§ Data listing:
--
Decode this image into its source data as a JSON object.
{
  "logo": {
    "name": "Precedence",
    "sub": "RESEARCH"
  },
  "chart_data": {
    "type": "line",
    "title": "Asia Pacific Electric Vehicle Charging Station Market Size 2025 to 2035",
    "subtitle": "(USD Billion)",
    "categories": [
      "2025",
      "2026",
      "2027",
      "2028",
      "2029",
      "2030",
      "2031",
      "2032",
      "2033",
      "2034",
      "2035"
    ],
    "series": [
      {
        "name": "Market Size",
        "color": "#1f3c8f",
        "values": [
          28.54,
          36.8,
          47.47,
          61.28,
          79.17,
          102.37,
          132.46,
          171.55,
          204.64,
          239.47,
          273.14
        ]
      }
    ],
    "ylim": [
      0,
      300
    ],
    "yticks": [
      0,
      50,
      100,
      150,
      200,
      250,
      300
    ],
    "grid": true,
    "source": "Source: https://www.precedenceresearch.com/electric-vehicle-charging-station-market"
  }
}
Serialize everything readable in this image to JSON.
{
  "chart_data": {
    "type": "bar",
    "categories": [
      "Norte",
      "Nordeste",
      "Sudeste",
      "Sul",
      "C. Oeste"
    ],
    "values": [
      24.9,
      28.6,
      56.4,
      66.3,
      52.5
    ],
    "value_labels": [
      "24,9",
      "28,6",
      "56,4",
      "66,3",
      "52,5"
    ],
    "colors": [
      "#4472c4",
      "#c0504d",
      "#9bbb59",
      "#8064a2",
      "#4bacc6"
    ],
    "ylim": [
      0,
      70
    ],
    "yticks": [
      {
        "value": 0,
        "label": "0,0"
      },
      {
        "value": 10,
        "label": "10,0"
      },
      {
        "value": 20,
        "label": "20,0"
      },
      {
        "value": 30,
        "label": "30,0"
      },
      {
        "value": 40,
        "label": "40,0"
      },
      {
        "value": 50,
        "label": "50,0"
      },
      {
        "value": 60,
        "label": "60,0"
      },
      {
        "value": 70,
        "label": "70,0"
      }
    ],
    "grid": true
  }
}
--
§ TASK PROMPT: Give again only the lines starting at the one that contains "Serialize everything readable" and running to the end of the data.

§ ANSWER TO THE PROBLEM:
Serialize everything readable in this image to JSON.
{
  "chart_data": {
    "type": "bar",
    "categories": [
      "Norte",
      "Nordeste",
      "Sudeste",
      "Sul",
      "C. Oeste"
    ],
    "values": [
      24.9,
      28.6,
      56.4,
      66.3,
      52.5
    ],
    "value_labels": [
      "24,9",
      "28,6",
      "56,4",
      "66,3",
      "52,5"
    ],
    "colors": [
      "#4472c4",
      "#c0504d",
      "#9bbb59",
      "#8064a2",
      "#4bacc6"
    ],
    "ylim": [
      0,
      70
    ],
    "yticks": [
      {
        "value": 0,
        "label": "0,0"
      },
      {
        "value": 10,
        "label": "10,0"
      },
      {
        "value": 20,
        "label": "20,0"
      },
      {
        "value": 30,
        "label": "30,0"
      },
      {
        "value": 40,
        "label": "40,0"
      },
      {
        "value": 50,
        "label": "50,0"
      },
      {
        "value": 60,
        "label": "60,0"
      },
      {
        "value": 70,
        "label": "70,0"
      }
    ],
    "grid": true
  }
}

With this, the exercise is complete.